→ SHORT TASK
Retype the whole listing verbatim and keep the pictures out of it.
____________
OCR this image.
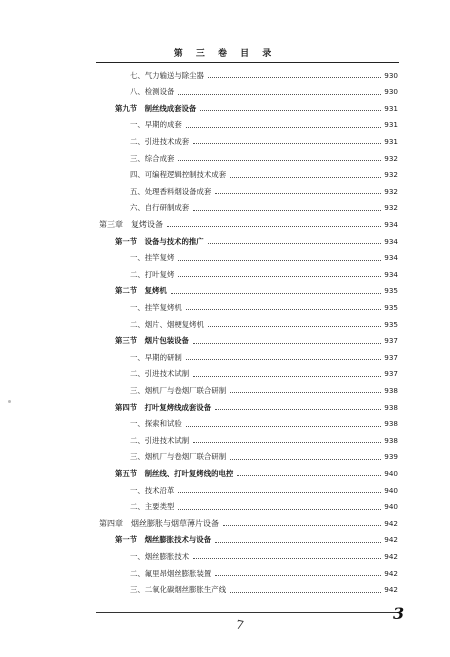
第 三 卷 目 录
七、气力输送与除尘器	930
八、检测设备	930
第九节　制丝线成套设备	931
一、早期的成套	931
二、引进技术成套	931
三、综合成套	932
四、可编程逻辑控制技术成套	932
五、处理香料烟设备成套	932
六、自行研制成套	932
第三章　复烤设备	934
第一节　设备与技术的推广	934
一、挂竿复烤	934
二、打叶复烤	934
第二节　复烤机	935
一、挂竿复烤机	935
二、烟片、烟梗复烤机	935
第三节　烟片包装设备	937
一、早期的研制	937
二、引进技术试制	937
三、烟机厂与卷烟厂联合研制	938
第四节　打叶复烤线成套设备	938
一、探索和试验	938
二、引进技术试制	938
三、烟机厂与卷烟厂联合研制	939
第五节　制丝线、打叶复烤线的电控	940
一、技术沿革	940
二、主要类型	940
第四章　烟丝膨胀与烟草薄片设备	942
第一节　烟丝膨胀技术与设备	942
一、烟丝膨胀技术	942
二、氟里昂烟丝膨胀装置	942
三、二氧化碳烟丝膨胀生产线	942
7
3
____________
→ SOLUTION BELOW
OCR this image.
第 三 卷 目 录
七、气力输送与除尘器	930
八、检测设备	930
第九节　制丝线成套设备	931
一、早期的成套	931
二、引进技术成套	931
三、综合成套	932
四、可编程逻辑控制技术成套	932
五、处理香料烟设备成套	932
六、自行研制成套	932
第三章　复烤设备	934
第一节　设备与技术的推广	934
一、挂竿复烤	934
二、打叶复烤	934
第二节　复烤机	935
一、挂竿复烤机	935
二、烟片、烟梗复烤机	935
第三节　烟片包装设备	937
一、早期的研制	937
二、引进技术试制	937
三、烟机厂与卷烟厂联合研制	938
第四节　打叶复烤线成套设备	938
一、探索和试验	938
二、引进技术试制	938
三、烟机厂与卷烟厂联合研制	939
第五节　制丝线、打叶复烤线的电控	940
一、技术沿革	940
二、主要类型	940
第四章　烟丝膨胀与烟草薄片设备	942
第一节　烟丝膨胀技术与设备	942
一、烟丝膨胀技术	942
二、氟里昂烟丝膨胀装置	942
三、二氧化碳烟丝膨胀生产线	942
7
3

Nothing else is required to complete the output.